Set down every one of the items below word for word, omitting the pictures.

--- start EXTRACTED DATA ---

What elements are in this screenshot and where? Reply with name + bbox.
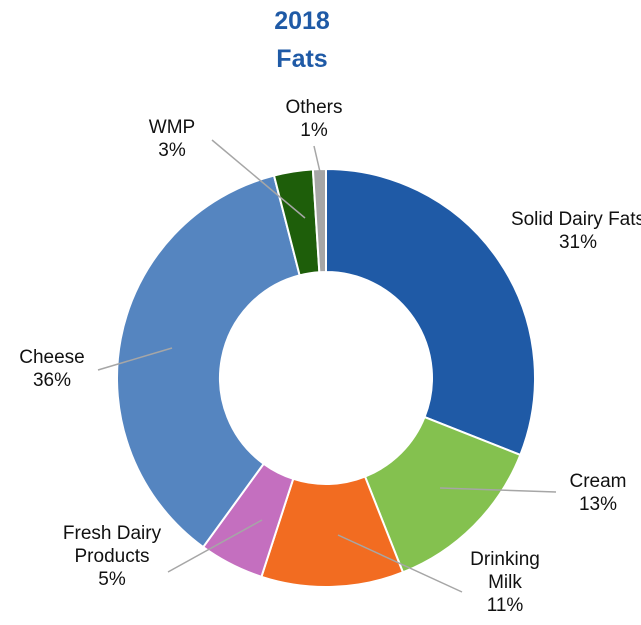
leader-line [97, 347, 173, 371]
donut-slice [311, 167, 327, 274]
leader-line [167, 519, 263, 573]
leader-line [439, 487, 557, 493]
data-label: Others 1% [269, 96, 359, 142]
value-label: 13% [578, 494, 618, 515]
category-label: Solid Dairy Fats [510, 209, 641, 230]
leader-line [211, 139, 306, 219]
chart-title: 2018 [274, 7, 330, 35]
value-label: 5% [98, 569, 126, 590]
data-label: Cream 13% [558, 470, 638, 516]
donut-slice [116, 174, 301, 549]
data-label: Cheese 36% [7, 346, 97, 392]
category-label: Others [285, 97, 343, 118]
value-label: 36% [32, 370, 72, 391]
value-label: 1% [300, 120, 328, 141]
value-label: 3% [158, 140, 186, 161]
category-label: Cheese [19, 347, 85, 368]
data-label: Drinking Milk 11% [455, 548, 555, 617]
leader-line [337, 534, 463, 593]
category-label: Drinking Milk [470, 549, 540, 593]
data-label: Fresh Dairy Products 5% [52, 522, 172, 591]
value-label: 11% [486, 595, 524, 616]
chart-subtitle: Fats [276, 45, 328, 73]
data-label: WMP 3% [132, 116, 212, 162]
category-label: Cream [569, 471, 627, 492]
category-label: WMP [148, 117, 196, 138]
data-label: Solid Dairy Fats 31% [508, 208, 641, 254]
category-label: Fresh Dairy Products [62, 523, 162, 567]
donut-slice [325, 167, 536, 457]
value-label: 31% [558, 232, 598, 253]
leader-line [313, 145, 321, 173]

--- end EXTRACTED DATA ---

• [TASK RESPONSE]:
What elements are in this screenshot and where? Reply with name + bbox.
leader-line [97, 347, 173, 371]
donut-slice [311, 167, 327, 274]
leader-line [167, 519, 263, 573]
leader-line [439, 487, 557, 493]
data-label: Others 1% [269, 96, 359, 142]
value-label: 13% [578, 494, 618, 515]
category-label: Solid Dairy Fats [510, 209, 641, 230]
leader-line [211, 139, 306, 219]
chart-title: 2018 [274, 7, 330, 35]
value-label: 5% [98, 569, 126, 590]
data-label: Cream 13% [558, 470, 638, 516]
donut-slice [116, 174, 301, 549]
data-label: Cheese 36% [7, 346, 97, 392]
category-label: Others [285, 97, 343, 118]
value-label: 36% [32, 370, 72, 391]
value-label: 1% [300, 120, 328, 141]
value-label: 3% [158, 140, 186, 161]
category-label: Cheese [19, 347, 85, 368]
data-label: Drinking Milk 11% [455, 548, 555, 617]
leader-line [337, 534, 463, 593]
category-label: Drinking Milk [470, 549, 540, 593]
data-label: Fresh Dairy Products 5% [52, 522, 172, 591]
value-label: 11% [486, 595, 524, 616]
chart-subtitle: Fats [276, 45, 328, 73]
data-label: WMP 3% [132, 116, 212, 162]
category-label: Cream [569, 471, 627, 492]
category-label: WMP [148, 117, 196, 138]
data-label: Solid Dairy Fats 31% [508, 208, 641, 254]
category-label: Fresh Dairy Products [62, 523, 162, 567]
donut-slice [325, 167, 536, 457]
value-label: 31% [558, 232, 598, 253]
leader-line [313, 145, 321, 173]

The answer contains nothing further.